MATERIAL FOR THE TASK:
((

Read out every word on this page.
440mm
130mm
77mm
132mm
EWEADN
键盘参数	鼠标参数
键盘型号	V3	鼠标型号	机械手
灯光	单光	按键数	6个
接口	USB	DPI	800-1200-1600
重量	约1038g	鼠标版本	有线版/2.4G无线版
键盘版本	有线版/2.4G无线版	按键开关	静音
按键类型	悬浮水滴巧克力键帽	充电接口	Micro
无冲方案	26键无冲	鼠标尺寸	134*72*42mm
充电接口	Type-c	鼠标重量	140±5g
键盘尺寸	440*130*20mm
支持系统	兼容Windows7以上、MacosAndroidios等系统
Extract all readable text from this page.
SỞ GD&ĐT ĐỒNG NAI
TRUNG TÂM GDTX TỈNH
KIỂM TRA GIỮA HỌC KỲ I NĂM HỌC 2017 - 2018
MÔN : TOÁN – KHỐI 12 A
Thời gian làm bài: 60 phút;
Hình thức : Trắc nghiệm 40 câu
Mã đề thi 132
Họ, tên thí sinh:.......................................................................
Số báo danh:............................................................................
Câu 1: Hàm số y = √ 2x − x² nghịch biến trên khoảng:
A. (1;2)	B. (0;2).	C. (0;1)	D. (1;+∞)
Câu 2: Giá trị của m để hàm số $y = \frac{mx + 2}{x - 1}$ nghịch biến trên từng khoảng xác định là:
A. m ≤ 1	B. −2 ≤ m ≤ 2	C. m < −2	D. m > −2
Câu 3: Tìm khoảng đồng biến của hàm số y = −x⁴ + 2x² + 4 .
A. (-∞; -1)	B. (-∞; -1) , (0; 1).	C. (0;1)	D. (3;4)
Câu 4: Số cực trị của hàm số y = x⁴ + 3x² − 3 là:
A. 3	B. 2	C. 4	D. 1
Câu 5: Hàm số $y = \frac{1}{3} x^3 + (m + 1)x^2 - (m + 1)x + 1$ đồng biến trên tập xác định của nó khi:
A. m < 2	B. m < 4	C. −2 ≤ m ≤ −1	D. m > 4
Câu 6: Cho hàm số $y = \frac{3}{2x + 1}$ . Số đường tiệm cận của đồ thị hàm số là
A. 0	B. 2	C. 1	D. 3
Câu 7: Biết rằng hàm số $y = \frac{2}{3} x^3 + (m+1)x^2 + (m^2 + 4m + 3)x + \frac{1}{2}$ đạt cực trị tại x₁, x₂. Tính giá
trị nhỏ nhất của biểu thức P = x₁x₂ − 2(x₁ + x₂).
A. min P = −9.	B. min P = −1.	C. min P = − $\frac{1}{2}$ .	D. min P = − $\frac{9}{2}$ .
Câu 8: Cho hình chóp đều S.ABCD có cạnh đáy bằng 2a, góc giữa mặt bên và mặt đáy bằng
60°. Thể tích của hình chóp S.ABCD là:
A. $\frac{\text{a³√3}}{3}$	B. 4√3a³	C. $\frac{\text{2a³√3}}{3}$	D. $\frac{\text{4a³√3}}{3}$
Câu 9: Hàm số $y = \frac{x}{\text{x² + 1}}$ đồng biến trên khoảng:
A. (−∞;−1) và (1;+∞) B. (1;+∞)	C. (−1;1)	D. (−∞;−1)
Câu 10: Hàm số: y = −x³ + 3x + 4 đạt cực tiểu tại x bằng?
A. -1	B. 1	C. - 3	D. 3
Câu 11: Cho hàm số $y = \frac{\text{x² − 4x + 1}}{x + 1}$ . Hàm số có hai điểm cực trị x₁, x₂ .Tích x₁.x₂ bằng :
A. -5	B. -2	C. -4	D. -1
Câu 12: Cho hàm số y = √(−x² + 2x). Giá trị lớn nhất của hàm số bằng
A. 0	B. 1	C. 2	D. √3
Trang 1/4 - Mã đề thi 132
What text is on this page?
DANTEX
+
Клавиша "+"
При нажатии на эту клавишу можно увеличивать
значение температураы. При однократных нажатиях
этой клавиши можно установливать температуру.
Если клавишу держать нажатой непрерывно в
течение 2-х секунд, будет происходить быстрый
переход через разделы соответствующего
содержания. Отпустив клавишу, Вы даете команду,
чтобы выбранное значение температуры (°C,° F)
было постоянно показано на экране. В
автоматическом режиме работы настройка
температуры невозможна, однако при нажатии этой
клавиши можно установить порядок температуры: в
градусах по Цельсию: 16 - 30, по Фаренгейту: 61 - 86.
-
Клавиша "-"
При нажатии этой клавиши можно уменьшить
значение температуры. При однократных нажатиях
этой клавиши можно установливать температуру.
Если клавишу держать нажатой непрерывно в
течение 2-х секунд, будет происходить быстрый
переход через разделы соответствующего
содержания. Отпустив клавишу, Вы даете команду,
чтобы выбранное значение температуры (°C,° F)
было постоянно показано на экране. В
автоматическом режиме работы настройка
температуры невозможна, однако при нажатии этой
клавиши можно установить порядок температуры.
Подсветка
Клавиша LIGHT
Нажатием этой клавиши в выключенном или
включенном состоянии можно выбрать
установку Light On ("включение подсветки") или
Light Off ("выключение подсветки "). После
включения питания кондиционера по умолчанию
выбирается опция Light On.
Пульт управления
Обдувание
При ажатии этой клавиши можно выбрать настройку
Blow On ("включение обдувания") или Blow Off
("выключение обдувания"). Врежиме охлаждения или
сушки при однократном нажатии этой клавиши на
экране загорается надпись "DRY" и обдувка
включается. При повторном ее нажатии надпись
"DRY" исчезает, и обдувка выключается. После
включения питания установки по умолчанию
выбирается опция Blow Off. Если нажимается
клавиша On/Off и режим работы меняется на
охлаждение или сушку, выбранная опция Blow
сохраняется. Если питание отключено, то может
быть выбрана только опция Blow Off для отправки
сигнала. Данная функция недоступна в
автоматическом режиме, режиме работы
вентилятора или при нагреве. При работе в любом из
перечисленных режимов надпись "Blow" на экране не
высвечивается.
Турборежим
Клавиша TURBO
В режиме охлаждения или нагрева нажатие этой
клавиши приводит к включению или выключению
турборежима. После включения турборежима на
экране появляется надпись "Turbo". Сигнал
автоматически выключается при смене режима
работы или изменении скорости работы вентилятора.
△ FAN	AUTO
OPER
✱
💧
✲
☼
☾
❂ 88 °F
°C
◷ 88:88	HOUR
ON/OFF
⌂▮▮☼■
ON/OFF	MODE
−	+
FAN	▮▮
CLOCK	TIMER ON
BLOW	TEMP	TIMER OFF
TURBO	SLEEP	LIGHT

))

EXERCISE REQUIREMENTS: Type out the whole listing above again, exactly as it stands.

TASK RESPONSE:
Read out every word on this page.
440mm
130mm
77mm
132mm
EWEADN
键盘参数	鼠标参数
键盘型号	V3	鼠标型号	机械手
灯光	单光	按键数	6个
接口	USB	DPI	800-1200-1600
重量	约1038g	鼠标版本	有线版/2.4G无线版
键盘版本	有线版/2.4G无线版	按键开关	静音
按键类型	悬浮水滴巧克力键帽	充电接口	Micro
无冲方案	26键无冲	鼠标尺寸	134*72*42mm
充电接口	Type-c	鼠标重量	140±5g
键盘尺寸	440*130*20mm
支持系统	兼容Windows7以上、MacosAndroidios等系统
Extract all readable text from this page.
SỞ GD&ĐT ĐỒNG NAI
TRUNG TÂM GDTX TỈNH
KIỂM TRA GIỮA HỌC KỲ I NĂM HỌC 2017 - 2018
MÔN : TOÁN – KHỐI 12 A
Thời gian làm bài: 60 phút;
Hình thức : Trắc nghiệm 40 câu
Mã đề thi 132
Họ, tên thí sinh:.......................................................................
Số báo danh:............................................................................
Câu 1: Hàm số y = √ 2x − x² nghịch biến trên khoảng:
A. (1;2)	B. (0;2).	C. (0;1)	D. (1;+∞)
Câu 2: Giá trị của m để hàm số $y = \frac{mx + 2}{x - 1}$ nghịch biến trên từng khoảng xác định là:
A. m ≤ 1	B. −2 ≤ m ≤ 2	C. m < −2	D. m > −2
Câu 3: Tìm khoảng đồng biến của hàm số y = −x⁴ + 2x² + 4 .
A. (-∞; -1)	B. (-∞; -1) , (0; 1).	C. (0;1)	D. (3;4)
Câu 4: Số cực trị của hàm số y = x⁴ + 3x² − 3 là:
A. 3	B. 2	C. 4	D. 1
Câu 5: Hàm số $y = \frac{1}{3} x^3 + (m + 1)x^2 - (m + 1)x + 1$ đồng biến trên tập xác định của nó khi:
A. m < 2	B. m < 4	C. −2 ≤ m ≤ −1	D. m > 4
Câu 6: Cho hàm số $y = \frac{3}{2x + 1}$ . Số đường tiệm cận của đồ thị hàm số là
A. 0	B. 2	C. 1	D. 3
Câu 7: Biết rằng hàm số $y = \frac{2}{3} x^3 + (m+1)x^2 + (m^2 + 4m + 3)x + \frac{1}{2}$ đạt cực trị tại x₁, x₂. Tính giá
trị nhỏ nhất của biểu thức P = x₁x₂ − 2(x₁ + x₂).
A. min P = −9.	B. min P = −1.	C. min P = − $\frac{1}{2}$ .	D. min P = − $\frac{9}{2}$ .
Câu 8: Cho hình chóp đều S.ABCD có cạnh đáy bằng 2a, góc giữa mặt bên và mặt đáy bằng
60°. Thể tích của hình chóp S.ABCD là:
A. $\frac{\text{a³√3}}{3}$	B. 4√3a³	C. $\frac{\text{2a³√3}}{3}$	D. $\frac{\text{4a³√3}}{3}$
Câu 9: Hàm số $y = \frac{x}{\text{x² + 1}}$ đồng biến trên khoảng:
A. (−∞;−1) và (1;+∞) B. (1;+∞)	C. (−1;1)	D. (−∞;−1)
Câu 10: Hàm số: y = −x³ + 3x + 4 đạt cực tiểu tại x bằng?
A. -1	B. 1	C. - 3	D. 3
Câu 11: Cho hàm số $y = \frac{\text{x² − 4x + 1}}{x + 1}$ . Hàm số có hai điểm cực trị x₁, x₂ .Tích x₁.x₂ bằng :
A. -5	B. -2	C. -4	D. -1
Câu 12: Cho hàm số y = √(−x² + 2x). Giá trị lớn nhất của hàm số bằng
A. 0	B. 1	C. 2	D. √3
Trang 1/4 - Mã đề thi 132
What text is on this page?
DANTEX
+
Клавиша "+"
При нажатии на эту клавишу можно увеличивать
значение температураы. При однократных нажатиях
этой клавиши можно установливать температуру.
Если клавишу держать нажатой непрерывно в
течение 2-х секунд, будет происходить быстрый
переход через разделы соответствующего
содержания. Отпустив клавишу, Вы даете команду,
чтобы выбранное значение температуры (°C,° F)
было постоянно показано на экране. В
автоматическом режиме работы настройка
температуры невозможна, однако при нажатии этой
клавиши можно установить порядок температуры: в
градусах по Цельсию: 16 - 30, по Фаренгейту: 61 - 86.
-
Клавиша "-"
При нажатии этой клавиши можно уменьшить
значение температуры. При однократных нажатиях
этой клавиши можно установливать температуру.
Если клавишу держать нажатой непрерывно в
течение 2-х секунд, будет происходить быстрый
переход через разделы соответствующего
содержания. Отпустив клавишу, Вы даете команду,
чтобы выбранное значение температуры (°C,° F)
было постоянно показано на экране. В
автоматическом режиме работы настройка
температуры невозможна, однако при нажатии этой
клавиши можно установить порядок температуры.
Подсветка
Клавиша LIGHT
Нажатием этой клавиши в выключенном или
включенном состоянии можно выбрать
установку Light On ("включение подсветки") или
Light Off ("выключение подсветки "). После
включения питания кондиционера по умолчанию
выбирается опция Light On.
Пульт управления
Обдувание
При ажатии этой клавиши можно выбрать настройку
Blow On ("включение обдувания") или Blow Off
("выключение обдувания"). Врежиме охлаждения или
сушки при однократном нажатии этой клавиши на
экране загорается надпись "DRY" и обдувка
включается. При повторном ее нажатии надпись
"DRY" исчезает, и обдувка выключается. После
включения питания установки по умолчанию
выбирается опция Blow Off. Если нажимается
клавиша On/Off и режим работы меняется на
охлаждение или сушку, выбранная опция Blow
сохраняется. Если питание отключено, то может
быть выбрана только опция Blow Off для отправки
сигнала. Данная функция недоступна в
автоматическом режиме, режиме работы
вентилятора или при нагреве. При работе в любом из
перечисленных режимов надпись "Blow" на экране не
высвечивается.
Турборежим
Клавиша TURBO
В режиме охлаждения или нагрева нажатие этой
клавиши приводит к включению или выключению
турборежима. После включения турборежима на
экране появляется надпись "Turbo". Сигнал
автоматически выключается при смене режима
работы или изменении скорости работы вентилятора.
△ FAN	AUTO
OPER
✱
💧
✲
☼
☾
❂ 88 °F
°C
◷ 88:88	HOUR
ON/OFF
⌂▮▮☼■
ON/OFF	MODE
−	+
FAN	▮▮
CLOCK	TIMER ON
BLOW	TEMP	TIMER OFF
TURBO	SLEEP	LIGHT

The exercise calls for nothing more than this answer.